◆ DIRECTIONS
Each entry that follows must be output without any deviation.

◆ RECORDS FOR THIS TASK
%%

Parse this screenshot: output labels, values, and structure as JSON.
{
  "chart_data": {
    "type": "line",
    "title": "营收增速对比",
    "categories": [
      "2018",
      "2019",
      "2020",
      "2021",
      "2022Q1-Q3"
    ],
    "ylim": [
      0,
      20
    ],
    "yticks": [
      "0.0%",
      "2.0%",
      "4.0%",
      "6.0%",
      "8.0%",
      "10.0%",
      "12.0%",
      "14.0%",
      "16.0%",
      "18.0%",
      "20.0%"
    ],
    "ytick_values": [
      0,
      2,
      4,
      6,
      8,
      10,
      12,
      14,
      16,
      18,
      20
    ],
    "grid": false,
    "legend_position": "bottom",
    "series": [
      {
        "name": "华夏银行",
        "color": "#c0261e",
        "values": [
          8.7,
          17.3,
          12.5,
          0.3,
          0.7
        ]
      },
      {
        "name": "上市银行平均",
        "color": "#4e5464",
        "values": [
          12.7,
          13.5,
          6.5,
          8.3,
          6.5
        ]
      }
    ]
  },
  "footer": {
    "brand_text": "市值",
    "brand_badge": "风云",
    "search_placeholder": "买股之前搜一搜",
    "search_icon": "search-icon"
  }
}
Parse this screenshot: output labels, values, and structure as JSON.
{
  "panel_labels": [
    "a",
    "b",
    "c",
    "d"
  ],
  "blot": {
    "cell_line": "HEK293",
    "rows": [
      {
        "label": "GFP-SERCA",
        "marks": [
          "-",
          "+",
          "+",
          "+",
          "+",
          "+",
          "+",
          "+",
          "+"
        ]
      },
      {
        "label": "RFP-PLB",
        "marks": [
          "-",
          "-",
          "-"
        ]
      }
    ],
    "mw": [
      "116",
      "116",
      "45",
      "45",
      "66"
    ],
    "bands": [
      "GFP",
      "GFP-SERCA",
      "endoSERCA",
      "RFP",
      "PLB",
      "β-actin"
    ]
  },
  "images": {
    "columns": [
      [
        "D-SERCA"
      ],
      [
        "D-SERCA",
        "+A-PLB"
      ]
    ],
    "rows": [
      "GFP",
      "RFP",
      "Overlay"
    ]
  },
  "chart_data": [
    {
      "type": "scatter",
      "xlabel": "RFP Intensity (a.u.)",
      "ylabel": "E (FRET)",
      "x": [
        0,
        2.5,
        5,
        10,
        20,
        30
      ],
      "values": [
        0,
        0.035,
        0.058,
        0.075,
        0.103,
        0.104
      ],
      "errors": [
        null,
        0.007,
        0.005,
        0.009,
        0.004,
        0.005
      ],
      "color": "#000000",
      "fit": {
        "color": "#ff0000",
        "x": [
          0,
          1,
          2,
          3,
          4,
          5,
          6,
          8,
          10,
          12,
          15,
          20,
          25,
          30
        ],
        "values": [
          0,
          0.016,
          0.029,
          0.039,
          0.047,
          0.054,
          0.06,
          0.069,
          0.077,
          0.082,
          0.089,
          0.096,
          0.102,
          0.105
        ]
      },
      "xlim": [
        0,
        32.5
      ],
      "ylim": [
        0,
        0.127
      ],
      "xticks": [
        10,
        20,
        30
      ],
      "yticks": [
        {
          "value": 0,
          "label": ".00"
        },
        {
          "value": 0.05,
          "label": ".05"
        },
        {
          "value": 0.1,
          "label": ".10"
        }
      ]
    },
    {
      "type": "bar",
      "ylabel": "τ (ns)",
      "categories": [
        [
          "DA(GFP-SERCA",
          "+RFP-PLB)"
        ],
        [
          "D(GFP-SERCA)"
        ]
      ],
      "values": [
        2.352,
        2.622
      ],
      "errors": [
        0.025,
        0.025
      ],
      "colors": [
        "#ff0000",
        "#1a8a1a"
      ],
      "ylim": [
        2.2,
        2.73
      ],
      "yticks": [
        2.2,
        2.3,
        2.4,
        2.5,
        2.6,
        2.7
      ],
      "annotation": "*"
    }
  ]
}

%%

◆ WRITTEN ANSWER
Parse this screenshot: output labels, values, and structure as JSON.
{
  "chart_data": {
    "type": "line",
    "title": "营收增速对比",
    "categories": [
      "2018",
      "2019",
      "2020",
      "2021",
      "2022Q1-Q3"
    ],
    "ylim": [
      0,
      20
    ],
    "yticks": [
      "0.0%",
      "2.0%",
      "4.0%",
      "6.0%",
      "8.0%",
      "10.0%",
      "12.0%",
      "14.0%",
      "16.0%",
      "18.0%",
      "20.0%"
    ],
    "ytick_values": [
      0,
      2,
      4,
      6,
      8,
      10,
      12,
      14,
      16,
      18,
      20
    ],
    "grid": false,
    "legend_position": "bottom",
    "series": [
      {
        "name": "华夏银行",
        "color": "#c0261e",
        "values": [
          8.7,
          17.3,
          12.5,
          0.3,
          0.7
        ]
      },
      {
        "name": "上市银行平均",
        "color": "#4e5464",
        "values": [
          12.7,
          13.5,
          6.5,
          8.3,
          6.5
        ]
      }
    ]
  },
  "footer": {
    "brand_text": "市值",
    "brand_badge": "风云",
    "search_placeholder": "买股之前搜一搜",
    "search_icon": "search-icon"
  }
}
Parse this screenshot: output labels, values, and structure as JSON.
{
  "panel_labels": [
    "a",
    "b",
    "c",
    "d"
  ],
  "blot": {
    "cell_line": "HEK293",
    "rows": [
      {
        "label": "GFP-SERCA",
        "marks": [
          "-",
          "+",
          "+",
          "+",
          "+",
          "+",
          "+",
          "+",
          "+"
        ]
      },
      {
        "label": "RFP-PLB",
        "marks": [
          "-",
          "-",
          "-"
        ]
      }
    ],
    "mw": [
      "116",
      "116",
      "45",
      "45",
      "66"
    ],
    "bands": [
      "GFP",
      "GFP-SERCA",
      "endoSERCA",
      "RFP",
      "PLB",
      "β-actin"
    ]
  },
  "images": {
    "columns": [
      [
        "D-SERCA"
      ],
      [
        "D-SERCA",
        "+A-PLB"
      ]
    ],
    "rows": [
      "GFP",
      "RFP",
      "Overlay"
    ]
  },
  "chart_data": [
    {
      "type": "scatter",
      "xlabel": "RFP Intensity (a.u.)",
      "ylabel": "E (FRET)",
      "x": [
        0,
        2.5,
        5,
        10,
        20,
        30
      ],
      "values": [
        0,
        0.035,
        0.058,
        0.075,
        0.103,
        0.104
      ],
      "errors": [
        null,
        0.007,
        0.005,
        0.009,
        0.004,
        0.005
      ],
      "color": "#000000",
      "fit": {
        "color": "#ff0000",
        "x": [
          0,
          1,
          2,
          3,
          4,
          5,
          6,
          8,
          10,
          12,
          15,
          20,
          25,
          30
        ],
        "values": [
          0,
          0.016,
          0.029,
          0.039,
          0.047,
          0.054,
          0.06,
          0.069,
          0.077,
          0.082,
          0.089,
          0.096,
          0.102,
          0.105
        ]
      },
      "xlim": [
        0,
        32.5
      ],
      "ylim": [
        0,
        0.127
      ],
      "xticks": [
        10,
        20,
        30
      ],
      "yticks": [
        {
          "value": 0,
          "label": ".00"
        },
        {
          "value": 0.05,
          "label": ".05"
        },
        {
          "value": 0.1,
          "label": ".10"
        }
      ]
    },
    {
      "type": "bar",
      "ylabel": "τ (ns)",
      "categories": [
        [
          "DA(GFP-SERCA",
          "+RFP-PLB)"
        ],
        [
          "D(GFP-SERCA)"
        ]
      ],
      "values": [
        2.352,
        2.622
      ],
      "errors": [
        0.025,
        0.025
      ],
      "colors": [
        "#ff0000",
        "#1a8a1a"
      ],
      "ylim": [
        2.2,
        2.73
      ],
      "yticks": [
        2.2,
        2.3,
        2.4,
        2.5,
        2.6,
        2.7
      ],
      "annotation": "*"
    }
  ]
}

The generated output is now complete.